→ **Directive**
Quote, word for word, the entries from their first line through the line containing "colorbar-label: -2: [1579, 795, 1593, 810]", with both of those lines included.

→ **Extracted entries**
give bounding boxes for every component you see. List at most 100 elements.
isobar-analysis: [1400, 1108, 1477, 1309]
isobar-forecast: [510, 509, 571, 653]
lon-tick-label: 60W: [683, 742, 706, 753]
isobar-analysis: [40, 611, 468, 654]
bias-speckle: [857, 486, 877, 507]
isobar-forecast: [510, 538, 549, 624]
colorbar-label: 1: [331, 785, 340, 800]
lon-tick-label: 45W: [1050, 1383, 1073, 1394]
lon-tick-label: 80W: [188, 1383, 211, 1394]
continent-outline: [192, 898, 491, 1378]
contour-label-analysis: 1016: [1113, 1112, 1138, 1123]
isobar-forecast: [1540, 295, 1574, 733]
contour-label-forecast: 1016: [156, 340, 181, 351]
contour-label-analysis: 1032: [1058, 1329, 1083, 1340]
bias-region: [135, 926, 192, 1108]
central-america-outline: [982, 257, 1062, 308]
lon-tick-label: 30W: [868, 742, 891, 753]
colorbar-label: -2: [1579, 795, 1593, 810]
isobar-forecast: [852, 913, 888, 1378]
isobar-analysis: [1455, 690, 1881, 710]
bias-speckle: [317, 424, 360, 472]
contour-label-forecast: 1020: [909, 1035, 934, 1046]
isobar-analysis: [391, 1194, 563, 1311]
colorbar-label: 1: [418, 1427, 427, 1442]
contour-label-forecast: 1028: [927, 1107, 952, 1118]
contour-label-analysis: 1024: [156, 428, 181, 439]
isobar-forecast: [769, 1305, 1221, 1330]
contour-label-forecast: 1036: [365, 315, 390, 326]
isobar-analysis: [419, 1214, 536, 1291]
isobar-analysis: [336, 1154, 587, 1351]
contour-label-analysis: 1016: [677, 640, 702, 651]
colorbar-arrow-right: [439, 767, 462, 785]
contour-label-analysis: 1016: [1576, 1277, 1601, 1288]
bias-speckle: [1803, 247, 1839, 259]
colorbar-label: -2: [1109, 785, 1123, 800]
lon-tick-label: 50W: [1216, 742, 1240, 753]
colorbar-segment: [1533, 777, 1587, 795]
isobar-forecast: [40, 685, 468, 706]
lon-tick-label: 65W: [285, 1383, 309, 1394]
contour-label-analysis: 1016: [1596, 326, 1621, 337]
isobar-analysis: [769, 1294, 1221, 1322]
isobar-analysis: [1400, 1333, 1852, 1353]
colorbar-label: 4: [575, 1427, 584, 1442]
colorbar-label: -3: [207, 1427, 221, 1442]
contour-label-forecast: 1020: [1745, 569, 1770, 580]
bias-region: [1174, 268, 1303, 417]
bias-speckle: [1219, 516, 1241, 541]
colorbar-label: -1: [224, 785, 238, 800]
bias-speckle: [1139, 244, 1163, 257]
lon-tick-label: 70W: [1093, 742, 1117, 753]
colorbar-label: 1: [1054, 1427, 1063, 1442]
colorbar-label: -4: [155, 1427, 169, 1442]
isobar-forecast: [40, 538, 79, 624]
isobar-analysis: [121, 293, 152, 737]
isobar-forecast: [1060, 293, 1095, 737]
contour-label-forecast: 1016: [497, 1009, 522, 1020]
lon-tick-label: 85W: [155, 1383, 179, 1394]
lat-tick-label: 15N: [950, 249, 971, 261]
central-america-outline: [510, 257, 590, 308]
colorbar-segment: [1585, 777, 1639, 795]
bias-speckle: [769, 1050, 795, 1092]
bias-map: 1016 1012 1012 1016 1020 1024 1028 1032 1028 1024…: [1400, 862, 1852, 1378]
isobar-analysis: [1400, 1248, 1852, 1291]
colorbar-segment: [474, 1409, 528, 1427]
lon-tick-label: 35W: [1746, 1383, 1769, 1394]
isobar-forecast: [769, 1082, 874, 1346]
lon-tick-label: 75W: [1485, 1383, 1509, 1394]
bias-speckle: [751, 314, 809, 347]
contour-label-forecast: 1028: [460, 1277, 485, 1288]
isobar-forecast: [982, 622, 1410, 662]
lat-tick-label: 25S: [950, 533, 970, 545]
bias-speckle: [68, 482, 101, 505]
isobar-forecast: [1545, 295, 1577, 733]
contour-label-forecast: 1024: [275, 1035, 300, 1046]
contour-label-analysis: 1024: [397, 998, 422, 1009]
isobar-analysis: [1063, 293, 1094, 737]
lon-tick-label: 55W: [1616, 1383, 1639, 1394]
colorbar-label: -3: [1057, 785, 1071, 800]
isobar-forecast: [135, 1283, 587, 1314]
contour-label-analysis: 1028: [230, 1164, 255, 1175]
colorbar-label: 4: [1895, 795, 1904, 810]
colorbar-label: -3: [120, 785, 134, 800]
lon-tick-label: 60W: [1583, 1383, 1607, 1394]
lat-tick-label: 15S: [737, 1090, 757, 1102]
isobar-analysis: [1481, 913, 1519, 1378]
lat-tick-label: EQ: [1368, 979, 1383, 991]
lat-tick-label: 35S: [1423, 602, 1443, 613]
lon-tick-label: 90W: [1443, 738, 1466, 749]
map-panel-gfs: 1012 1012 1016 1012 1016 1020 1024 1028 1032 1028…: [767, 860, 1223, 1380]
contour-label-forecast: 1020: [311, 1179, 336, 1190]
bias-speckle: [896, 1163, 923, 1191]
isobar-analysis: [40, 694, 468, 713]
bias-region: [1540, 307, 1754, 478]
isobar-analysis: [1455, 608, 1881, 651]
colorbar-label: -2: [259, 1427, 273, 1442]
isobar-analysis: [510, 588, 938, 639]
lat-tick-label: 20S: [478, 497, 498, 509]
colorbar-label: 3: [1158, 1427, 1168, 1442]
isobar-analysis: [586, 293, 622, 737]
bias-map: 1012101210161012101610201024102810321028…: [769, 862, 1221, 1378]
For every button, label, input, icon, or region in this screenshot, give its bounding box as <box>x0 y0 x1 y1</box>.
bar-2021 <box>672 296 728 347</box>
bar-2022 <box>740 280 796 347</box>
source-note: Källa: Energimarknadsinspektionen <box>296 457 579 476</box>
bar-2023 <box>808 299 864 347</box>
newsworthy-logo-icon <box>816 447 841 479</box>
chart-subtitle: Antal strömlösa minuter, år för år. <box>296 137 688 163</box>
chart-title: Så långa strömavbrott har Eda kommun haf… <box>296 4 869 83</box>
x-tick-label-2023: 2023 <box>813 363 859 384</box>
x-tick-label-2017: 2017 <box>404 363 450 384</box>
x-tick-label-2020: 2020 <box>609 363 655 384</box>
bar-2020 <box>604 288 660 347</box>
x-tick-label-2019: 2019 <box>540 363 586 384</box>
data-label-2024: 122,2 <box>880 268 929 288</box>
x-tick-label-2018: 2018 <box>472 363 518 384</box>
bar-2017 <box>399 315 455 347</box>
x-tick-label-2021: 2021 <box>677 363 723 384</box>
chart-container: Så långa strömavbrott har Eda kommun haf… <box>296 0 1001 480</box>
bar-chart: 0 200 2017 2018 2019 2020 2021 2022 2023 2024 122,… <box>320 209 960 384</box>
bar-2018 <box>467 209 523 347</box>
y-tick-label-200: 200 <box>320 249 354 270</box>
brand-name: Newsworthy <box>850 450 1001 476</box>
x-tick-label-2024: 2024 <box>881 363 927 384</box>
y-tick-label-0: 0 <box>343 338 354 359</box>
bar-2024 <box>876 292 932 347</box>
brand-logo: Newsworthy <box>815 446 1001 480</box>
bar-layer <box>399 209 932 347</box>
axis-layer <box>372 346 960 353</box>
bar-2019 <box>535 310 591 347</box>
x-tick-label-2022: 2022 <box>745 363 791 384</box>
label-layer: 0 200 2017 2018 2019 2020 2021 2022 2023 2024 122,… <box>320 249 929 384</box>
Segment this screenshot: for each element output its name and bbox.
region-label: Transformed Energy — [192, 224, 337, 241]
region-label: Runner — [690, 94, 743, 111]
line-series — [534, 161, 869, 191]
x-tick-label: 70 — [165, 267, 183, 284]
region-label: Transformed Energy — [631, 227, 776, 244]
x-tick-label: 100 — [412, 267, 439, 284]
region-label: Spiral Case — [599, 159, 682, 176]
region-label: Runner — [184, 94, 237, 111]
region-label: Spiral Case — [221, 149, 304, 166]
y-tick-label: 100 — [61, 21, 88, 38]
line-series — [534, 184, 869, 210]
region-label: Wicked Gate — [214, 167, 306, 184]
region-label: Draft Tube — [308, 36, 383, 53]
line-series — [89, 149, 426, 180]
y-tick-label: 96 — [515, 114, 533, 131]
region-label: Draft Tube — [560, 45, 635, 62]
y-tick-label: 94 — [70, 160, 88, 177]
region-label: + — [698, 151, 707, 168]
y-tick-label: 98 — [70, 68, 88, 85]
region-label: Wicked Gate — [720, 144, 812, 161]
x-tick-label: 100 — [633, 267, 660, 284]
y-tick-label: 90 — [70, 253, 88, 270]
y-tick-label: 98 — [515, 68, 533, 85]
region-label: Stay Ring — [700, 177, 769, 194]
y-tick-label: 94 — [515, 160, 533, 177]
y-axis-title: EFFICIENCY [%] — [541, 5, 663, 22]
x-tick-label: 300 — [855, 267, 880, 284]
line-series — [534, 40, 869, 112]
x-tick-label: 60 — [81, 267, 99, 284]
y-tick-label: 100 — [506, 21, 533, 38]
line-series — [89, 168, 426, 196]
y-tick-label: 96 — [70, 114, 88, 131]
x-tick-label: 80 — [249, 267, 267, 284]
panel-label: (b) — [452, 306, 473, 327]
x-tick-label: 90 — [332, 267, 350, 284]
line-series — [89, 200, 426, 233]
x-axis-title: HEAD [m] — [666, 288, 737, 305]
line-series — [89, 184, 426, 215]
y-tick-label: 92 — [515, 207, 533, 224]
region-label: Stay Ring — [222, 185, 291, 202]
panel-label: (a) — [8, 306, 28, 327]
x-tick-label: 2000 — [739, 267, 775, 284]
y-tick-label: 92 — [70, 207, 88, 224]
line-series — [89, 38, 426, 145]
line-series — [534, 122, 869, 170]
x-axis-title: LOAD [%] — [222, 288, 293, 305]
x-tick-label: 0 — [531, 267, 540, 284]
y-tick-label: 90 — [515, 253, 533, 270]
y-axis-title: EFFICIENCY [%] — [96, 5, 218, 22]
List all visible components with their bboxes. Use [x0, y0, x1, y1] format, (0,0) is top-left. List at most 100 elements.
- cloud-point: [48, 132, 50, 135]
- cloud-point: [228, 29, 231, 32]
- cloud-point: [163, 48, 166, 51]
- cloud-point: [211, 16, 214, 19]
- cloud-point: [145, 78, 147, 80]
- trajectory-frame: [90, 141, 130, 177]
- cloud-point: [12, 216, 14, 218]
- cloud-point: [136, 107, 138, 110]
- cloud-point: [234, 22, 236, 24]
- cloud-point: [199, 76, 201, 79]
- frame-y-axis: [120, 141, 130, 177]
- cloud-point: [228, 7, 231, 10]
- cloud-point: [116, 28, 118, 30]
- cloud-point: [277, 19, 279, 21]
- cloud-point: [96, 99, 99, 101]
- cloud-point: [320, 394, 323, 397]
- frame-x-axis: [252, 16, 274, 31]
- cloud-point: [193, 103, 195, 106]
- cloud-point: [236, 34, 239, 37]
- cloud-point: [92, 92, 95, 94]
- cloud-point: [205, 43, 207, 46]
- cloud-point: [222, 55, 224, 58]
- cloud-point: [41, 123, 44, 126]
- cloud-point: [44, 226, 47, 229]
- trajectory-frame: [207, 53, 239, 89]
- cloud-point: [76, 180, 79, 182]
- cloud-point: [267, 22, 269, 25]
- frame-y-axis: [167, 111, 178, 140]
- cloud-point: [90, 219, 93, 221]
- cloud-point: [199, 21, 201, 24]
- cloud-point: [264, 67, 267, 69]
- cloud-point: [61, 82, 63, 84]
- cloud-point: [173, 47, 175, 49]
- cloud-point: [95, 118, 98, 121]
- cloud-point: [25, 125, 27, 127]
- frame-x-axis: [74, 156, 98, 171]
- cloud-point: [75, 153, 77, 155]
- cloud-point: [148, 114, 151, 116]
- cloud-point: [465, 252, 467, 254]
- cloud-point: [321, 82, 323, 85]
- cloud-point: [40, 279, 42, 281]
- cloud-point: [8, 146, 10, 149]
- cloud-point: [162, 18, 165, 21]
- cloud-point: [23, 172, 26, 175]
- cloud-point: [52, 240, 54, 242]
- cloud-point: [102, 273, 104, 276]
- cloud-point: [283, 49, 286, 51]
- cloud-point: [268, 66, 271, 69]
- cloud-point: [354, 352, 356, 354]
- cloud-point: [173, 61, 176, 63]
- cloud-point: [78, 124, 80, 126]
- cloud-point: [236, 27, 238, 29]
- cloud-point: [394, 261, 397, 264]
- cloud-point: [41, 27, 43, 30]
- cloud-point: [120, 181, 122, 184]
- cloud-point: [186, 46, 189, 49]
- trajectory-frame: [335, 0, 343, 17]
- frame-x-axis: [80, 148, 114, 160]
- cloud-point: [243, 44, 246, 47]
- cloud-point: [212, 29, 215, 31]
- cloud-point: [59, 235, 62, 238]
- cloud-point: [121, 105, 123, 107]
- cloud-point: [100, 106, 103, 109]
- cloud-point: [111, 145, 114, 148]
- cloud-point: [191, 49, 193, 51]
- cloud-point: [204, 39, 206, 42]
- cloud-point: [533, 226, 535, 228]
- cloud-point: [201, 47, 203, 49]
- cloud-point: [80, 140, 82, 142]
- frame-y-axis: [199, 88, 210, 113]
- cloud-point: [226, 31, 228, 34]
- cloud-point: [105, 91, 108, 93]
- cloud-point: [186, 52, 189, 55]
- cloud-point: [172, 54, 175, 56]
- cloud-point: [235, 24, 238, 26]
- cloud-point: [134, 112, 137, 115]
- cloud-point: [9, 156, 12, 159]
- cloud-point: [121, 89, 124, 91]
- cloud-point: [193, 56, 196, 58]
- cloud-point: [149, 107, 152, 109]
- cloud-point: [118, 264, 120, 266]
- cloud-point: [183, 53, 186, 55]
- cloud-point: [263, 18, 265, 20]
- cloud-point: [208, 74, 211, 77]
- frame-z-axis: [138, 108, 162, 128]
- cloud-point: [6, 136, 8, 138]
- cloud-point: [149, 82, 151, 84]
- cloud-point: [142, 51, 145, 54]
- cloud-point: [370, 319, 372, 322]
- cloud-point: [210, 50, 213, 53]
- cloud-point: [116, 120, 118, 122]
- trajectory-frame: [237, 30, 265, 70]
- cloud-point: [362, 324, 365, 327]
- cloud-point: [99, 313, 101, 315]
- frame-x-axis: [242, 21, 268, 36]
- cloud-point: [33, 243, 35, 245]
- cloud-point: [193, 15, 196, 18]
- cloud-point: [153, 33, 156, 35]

→ **Completed task**
give bounding boxes for every component you see. List at most 100 elements.
isobar-analysis: [1400, 1108, 1477, 1309]
isobar-forecast: [510, 509, 571, 653]
lon-tick-label: 60W: [683, 742, 706, 753]
isobar-analysis: [40, 611, 468, 654]
bias-speckle: [857, 486, 877, 507]
isobar-forecast: [510, 538, 549, 624]
colorbar-label: 1: [331, 785, 340, 800]
lon-tick-label: 45W: [1050, 1383, 1073, 1394]
lon-tick-label: 80W: [188, 1383, 211, 1394]
continent-outline: [192, 898, 491, 1378]
contour-label-analysis: 1016: [1113, 1112, 1138, 1123]
isobar-forecast: [1540, 295, 1574, 733]
contour-label-forecast: 1016: [156, 340, 181, 351]
contour-label-analysis: 1032: [1058, 1329, 1083, 1340]
bias-region: [135, 926, 192, 1108]
central-america-outline: [982, 257, 1062, 308]
lon-tick-label: 30W: [868, 742, 891, 753]
colorbar-label: -2: [1579, 795, 1593, 810]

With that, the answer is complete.